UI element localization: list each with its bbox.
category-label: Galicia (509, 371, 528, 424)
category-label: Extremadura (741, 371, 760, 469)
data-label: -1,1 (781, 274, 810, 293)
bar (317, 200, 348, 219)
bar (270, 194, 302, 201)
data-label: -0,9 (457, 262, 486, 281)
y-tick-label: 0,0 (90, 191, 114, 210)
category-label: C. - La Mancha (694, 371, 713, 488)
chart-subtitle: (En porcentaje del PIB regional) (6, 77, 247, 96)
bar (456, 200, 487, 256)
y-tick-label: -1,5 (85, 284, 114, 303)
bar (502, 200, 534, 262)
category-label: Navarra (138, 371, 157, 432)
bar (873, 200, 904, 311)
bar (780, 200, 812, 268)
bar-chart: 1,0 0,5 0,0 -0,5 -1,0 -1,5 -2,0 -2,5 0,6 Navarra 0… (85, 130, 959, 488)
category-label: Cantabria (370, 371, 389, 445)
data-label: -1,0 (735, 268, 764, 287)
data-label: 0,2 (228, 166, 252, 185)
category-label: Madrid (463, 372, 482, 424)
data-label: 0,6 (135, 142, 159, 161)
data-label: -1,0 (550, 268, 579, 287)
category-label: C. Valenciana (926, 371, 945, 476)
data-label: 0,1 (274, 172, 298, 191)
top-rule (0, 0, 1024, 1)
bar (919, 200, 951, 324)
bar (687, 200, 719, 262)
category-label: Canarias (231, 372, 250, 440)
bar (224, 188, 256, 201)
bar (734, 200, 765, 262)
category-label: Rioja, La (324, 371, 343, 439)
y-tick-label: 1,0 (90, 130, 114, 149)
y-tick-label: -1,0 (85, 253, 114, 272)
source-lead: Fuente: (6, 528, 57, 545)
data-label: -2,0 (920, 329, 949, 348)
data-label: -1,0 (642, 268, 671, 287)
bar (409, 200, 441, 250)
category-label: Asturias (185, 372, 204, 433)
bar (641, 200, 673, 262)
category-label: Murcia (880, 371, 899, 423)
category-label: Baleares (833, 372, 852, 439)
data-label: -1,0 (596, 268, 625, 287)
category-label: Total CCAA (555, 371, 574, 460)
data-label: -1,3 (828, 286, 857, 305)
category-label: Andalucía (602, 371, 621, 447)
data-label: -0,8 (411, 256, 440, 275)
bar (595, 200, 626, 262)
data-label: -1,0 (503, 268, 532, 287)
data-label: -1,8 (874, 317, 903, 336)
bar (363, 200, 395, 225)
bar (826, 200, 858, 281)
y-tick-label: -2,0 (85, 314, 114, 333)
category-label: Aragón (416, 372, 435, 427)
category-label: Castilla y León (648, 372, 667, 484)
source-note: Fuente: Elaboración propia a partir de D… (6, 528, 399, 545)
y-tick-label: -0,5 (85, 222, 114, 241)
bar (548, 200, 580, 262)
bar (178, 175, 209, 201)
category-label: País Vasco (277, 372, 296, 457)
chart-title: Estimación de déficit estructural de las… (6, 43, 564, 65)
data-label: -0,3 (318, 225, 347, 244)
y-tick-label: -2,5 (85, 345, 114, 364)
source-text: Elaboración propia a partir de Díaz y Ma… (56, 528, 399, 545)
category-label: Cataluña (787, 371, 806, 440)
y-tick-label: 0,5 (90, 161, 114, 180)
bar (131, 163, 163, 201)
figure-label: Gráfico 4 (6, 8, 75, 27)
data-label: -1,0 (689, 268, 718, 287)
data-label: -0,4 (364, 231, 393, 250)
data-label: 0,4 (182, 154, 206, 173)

* * * * * * *

Copy out every line from the entries above that contains the word "Elaboración", matching upper and lower case exactly.

**SOLUTION TO THIS PROBLEM:**
source-note: Fuente: Elaboración propia a partir de D… (6, 528, 399, 545)
source-text: Elaboración propia a partir de Díaz y Ma… (56, 528, 399, 545)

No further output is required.